# Aim of the task
The records that follow are to be transcribed in full, without their images.

::: Given records :::

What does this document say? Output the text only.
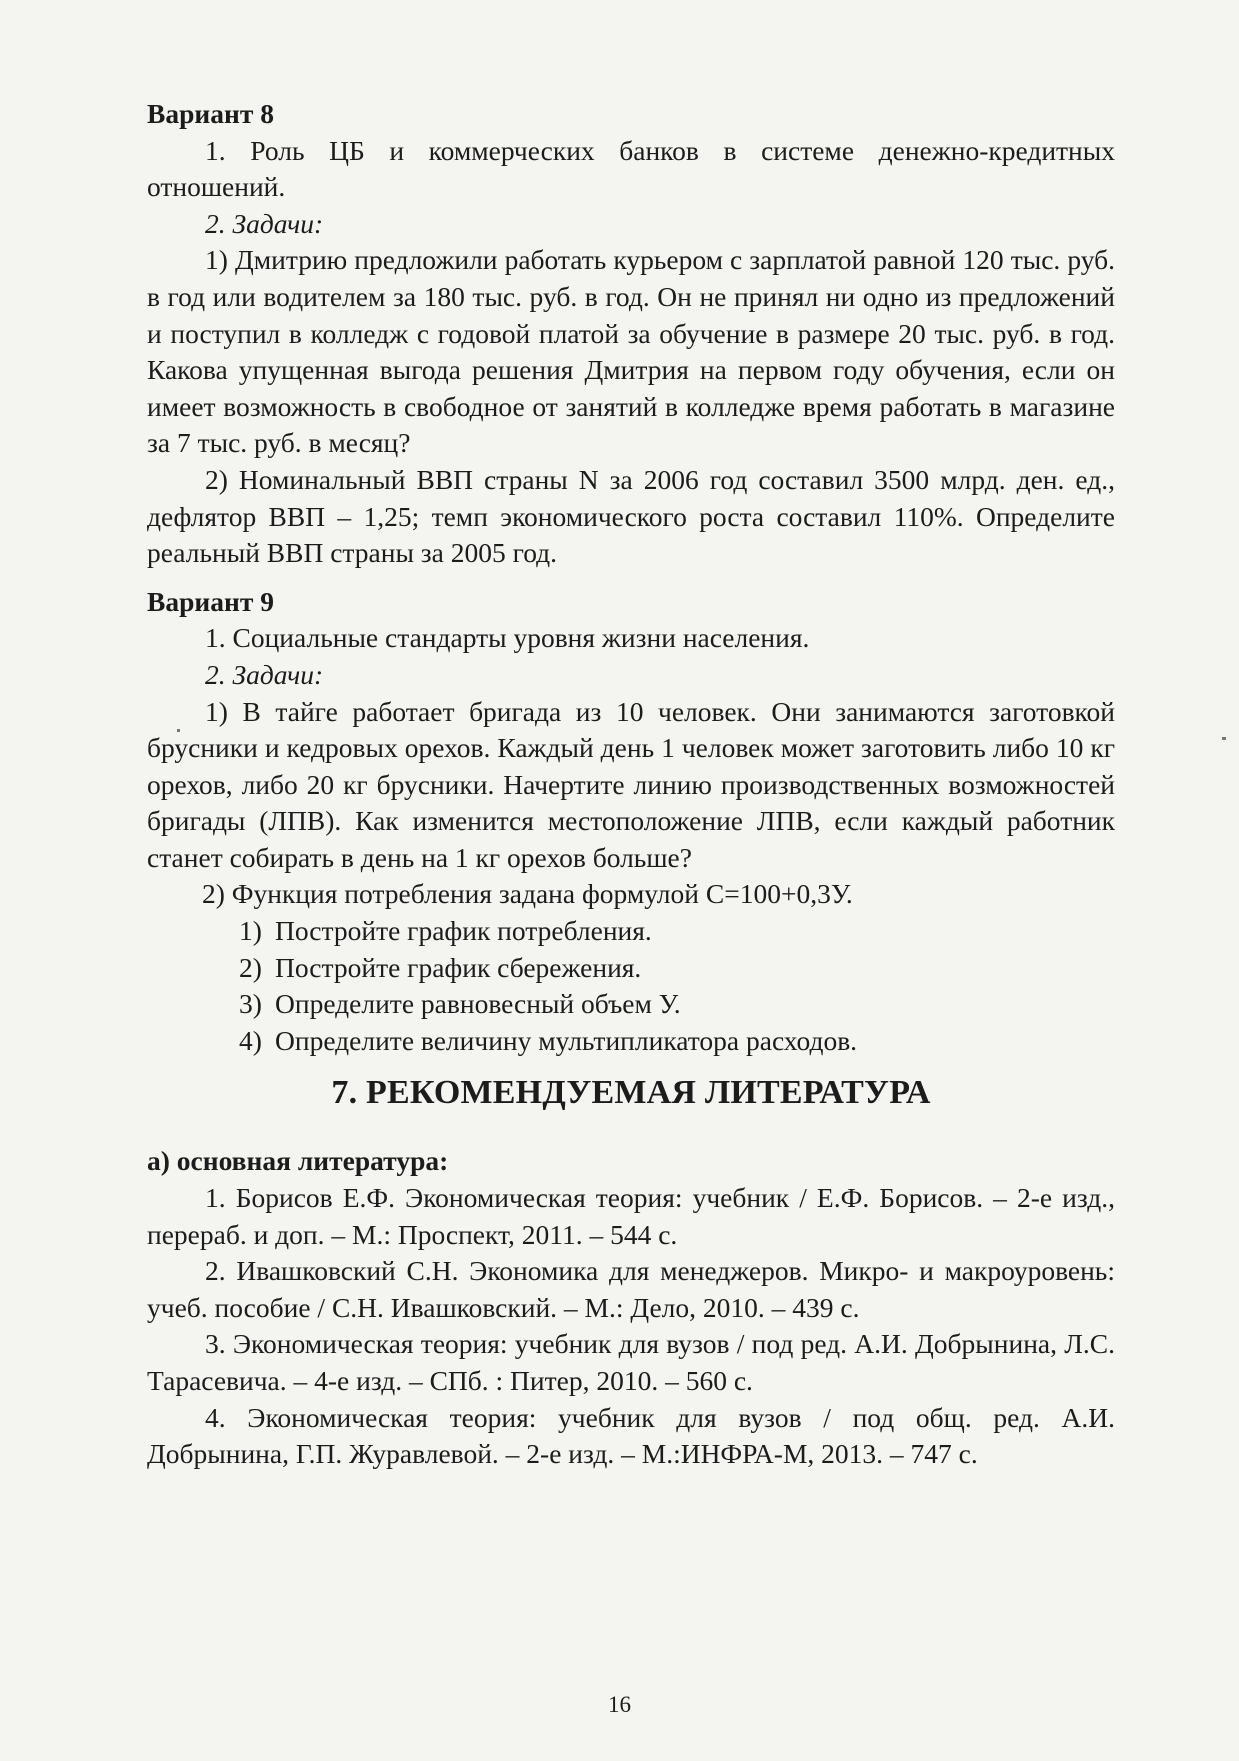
Вариант 8

1. Роль ЦБ и коммерческих банков в системе денежно-кредитных отношений.

2. Задачи:

1) Дмитрию предложили работать курьером с зарплатой равной 120 тыс. руб. в год или водителем за 180 тыс. руб. в год. Он не принял ни одно из предложений и поступил в колледж с годовой платой за обучение в размере 20 тыс. руб. в год. Какова упущенная выгода решения Дмитрия на первом году обучения, если он имеет возможность в свободное от занятий в колледже время работать в магазине за 7 тыс. руб. в месяц?

2) Номинальный ВВП страны N за 2006 год составил 3500 млрд. ден. ед., дефлятор ВВП – 1,25; темп экономического роста составил 110%. Определите реальный ВВП страны за 2005 год.

Вариант 9

1. Социальные стандарты уровня жизни населения.

2. Задачи:

1) В тайге работает бригада из 10 человек. Они занимаются заготовкой брусники и кедровых орехов. Каждый день 1 человек может заготовить либо 10 кг орехов, либо 20 кг брусники. Начертите линию производственных возможностей бригады (ЛПВ). Как изменится местоположение ЛПВ, если каждый работник станет собирать в день на 1 кг орехов больше?

2) Функция потребления задана формулой С=100+0,3У.

1) Постройте график потребления.

2) Постройте график сбережения.

3) Определите равновесный объем У.

4) Определите величину мультипликатора расходов.

7. РЕКОМЕНДУЕМАЯ ЛИТЕРАТУРА

а) основная литература:

1. Борисов Е.Ф. Экономическая теория: учебник / Е.Ф. Борисов. – 2-е изд., перераб. и доп. – М.: Проспект, 2011. – 544 с.

2. Ивашковский С.Н. Экономика для менеджеров. Микро- и макроуровень: учеб. пособие / С.Н. Ивашковский. – М.: Дело, 2010. – 439 с.

3. Экономическая теория: учебник для вузов / под ред. А.И. Добрынина, Л.С. Тарасевича. – 4-е изд. – СПб. : Питер, 2010. – 560 с.

4. Экономическая теория: учебник для вузов / под общ. ред. А.И. Добрынина, Г.П. Журавлевой. – 2-е изд. – М.:ИНФРА-М, 2013. – 747 с.

16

:::

# Solution to this exercise
What does this document say? Output the text only.
Вариант 8

1. Роль ЦБ и коммерческих банков в системе денежно-кредитных отношений.

2. Задачи:

1) Дмитрию предложили работать курьером с зарплатой равной 120 тыс. руб. в год или водителем за 180 тыс. руб. в год. Он не принял ни одно из предложений и поступил в колледж с годовой платой за обучение в размере 20 тыс. руб. в год. Какова упущенная выгода решения Дмитрия на первом году обучения, если он имеет возможность в свободное от занятий в колледже время работать в магазине за 7 тыс. руб. в месяц?

2) Номинальный ВВП страны N за 2006 год составил 3500 млрд. ден. ед., дефлятор ВВП – 1,25; темп экономического роста составил 110%. Определите реальный ВВП страны за 2005 год.

Вариант 9

1. Социальные стандарты уровня жизни населения.

2. Задачи:

1) В тайге работает бригада из 10 человек. Они занимаются заготовкой брусники и кедровых орехов. Каждый день 1 человек может заготовить либо 10 кг орехов, либо 20 кг брусники. Начертите линию производственных возможностей бригады (ЛПВ). Как изменится местоположение ЛПВ, если каждый работник станет собирать в день на 1 кг орехов больше?

2) Функция потребления задана формулой С=100+0,3У.

1) Постройте график потребления.

2) Постройте график сбережения.

3) Определите равновесный объем У.

4) Определите величину мультипликатора расходов.

7. РЕКОМЕНДУЕМАЯ ЛИТЕРАТУРА

а) основная литература:

1. Борисов Е.Ф. Экономическая теория: учебник / Е.Ф. Борисов. – 2-е изд., перераб. и доп. – М.: Проспект, 2011. – 544 с.

2. Ивашковский С.Н. Экономика для менеджеров. Микро- и макроуровень: учеб. пособие / С.Н. Ивашковский. – М.: Дело, 2010. – 439 с.

3. Экономическая теория: учебник для вузов / под ред. А.И. Добрынина, Л.С. Тарасевича. – 4-е изд. – СПб. : Питер, 2010. – 560 с.

4. Экономическая теория: учебник для вузов / под общ. ред. А.И. Добрынина, Г.П. Журавлевой. – 2-е изд. – М.:ИНФРА-М, 2013. – 747 с.

16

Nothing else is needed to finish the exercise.